_TASK TO CARRY OUT_. Print, exactly and completely, every entry in the data.

----------

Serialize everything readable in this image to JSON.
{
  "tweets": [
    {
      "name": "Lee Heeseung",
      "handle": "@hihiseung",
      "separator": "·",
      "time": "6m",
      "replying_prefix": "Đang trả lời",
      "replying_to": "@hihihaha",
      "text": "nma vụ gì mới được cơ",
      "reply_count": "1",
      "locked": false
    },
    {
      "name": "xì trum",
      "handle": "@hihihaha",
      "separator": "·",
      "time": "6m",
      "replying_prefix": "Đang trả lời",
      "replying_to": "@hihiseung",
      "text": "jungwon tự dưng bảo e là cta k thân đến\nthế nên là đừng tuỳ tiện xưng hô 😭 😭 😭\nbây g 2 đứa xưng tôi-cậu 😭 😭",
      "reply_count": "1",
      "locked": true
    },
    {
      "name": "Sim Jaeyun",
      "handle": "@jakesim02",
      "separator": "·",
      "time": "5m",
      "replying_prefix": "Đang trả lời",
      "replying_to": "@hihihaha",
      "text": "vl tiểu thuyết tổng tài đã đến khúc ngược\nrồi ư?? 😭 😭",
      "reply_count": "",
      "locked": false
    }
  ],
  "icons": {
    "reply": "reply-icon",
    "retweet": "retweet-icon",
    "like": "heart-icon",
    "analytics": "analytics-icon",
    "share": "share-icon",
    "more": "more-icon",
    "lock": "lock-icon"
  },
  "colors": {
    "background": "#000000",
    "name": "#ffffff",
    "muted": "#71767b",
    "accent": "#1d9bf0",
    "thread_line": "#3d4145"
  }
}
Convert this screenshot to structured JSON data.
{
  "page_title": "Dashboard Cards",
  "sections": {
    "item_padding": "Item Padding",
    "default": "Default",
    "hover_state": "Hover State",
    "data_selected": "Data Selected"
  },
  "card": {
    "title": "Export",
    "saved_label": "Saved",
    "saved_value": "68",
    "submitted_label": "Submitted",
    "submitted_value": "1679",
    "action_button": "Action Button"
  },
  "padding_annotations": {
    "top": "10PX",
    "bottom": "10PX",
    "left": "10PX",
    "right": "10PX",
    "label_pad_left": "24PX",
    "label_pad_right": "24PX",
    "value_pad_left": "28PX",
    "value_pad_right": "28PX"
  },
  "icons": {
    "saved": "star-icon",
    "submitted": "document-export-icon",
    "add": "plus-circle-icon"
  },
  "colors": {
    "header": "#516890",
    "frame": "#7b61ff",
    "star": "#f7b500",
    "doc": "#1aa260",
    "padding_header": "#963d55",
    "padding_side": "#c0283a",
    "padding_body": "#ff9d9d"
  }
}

----------

_ANSWER TO THIS EXERCISE_.
Serialize everything readable in this image to JSON.
{
  "tweets": [
    {
      "name": "Lee Heeseung",
      "handle": "@hihiseung",
      "separator": "·",
      "time": "6m",
      "replying_prefix": "Đang trả lời",
      "replying_to": "@hihihaha",
      "text": "nma vụ gì mới được cơ",
      "reply_count": "1",
      "locked": false
    },
    {
      "name": "xì trum",
      "handle": "@hihihaha",
      "separator": "·",
      "time": "6m",
      "replying_prefix": "Đang trả lời",
      "replying_to": "@hihiseung",
      "text": "jungwon tự dưng bảo e là cta k thân đến\nthế nên là đừng tuỳ tiện xưng hô 😭 😭 😭\nbây g 2 đứa xưng tôi-cậu 😭 😭",
      "reply_count": "1",
      "locked": true
    },
    {
      "name": "Sim Jaeyun",
      "handle": "@jakesim02",
      "separator": "·",
      "time": "5m",
      "replying_prefix": "Đang trả lời",
      "replying_to": "@hihihaha",
      "text": "vl tiểu thuyết tổng tài đã đến khúc ngược\nrồi ư?? 😭 😭",
      "reply_count": "",
      "locked": false
    }
  ],
  "icons": {
    "reply": "reply-icon",
    "retweet": "retweet-icon",
    "like": "heart-icon",
    "analytics": "analytics-icon",
    "share": "share-icon",
    "more": "more-icon",
    "lock": "lock-icon"
  },
  "colors": {
    "background": "#000000",
    "name": "#ffffff",
    "muted": "#71767b",
    "accent": "#1d9bf0",
    "thread_line": "#3d4145"
  }
}
Convert this screenshot to structured JSON data.
{
  "page_title": "Dashboard Cards",
  "sections": {
    "item_padding": "Item Padding",
    "default": "Default",
    "hover_state": "Hover State",
    "data_selected": "Data Selected"
  },
  "card": {
    "title": "Export",
    "saved_label": "Saved",
    "saved_value": "68",
    "submitted_label": "Submitted",
    "submitted_value": "1679",
    "action_button": "Action Button"
  },
  "padding_annotations": {
    "top": "10PX",
    "bottom": "10PX",
    "left": "10PX",
    "right": "10PX",
    "label_pad_left": "24PX",
    "label_pad_right": "24PX",
    "value_pad_left": "28PX",
    "value_pad_right": "28PX"
  },
  "icons": {
    "saved": "star-icon",
    "submitted": "document-export-icon",
    "add": "plus-circle-icon"
  },
  "colors": {
    "header": "#516890",
    "frame": "#7b61ff",
    "star": "#f7b500",
    "doc": "#1aa260",
    "padding_header": "#963d55",
    "padding_side": "#c0283a",
    "padding_body": "#ff9d9d"
  }
}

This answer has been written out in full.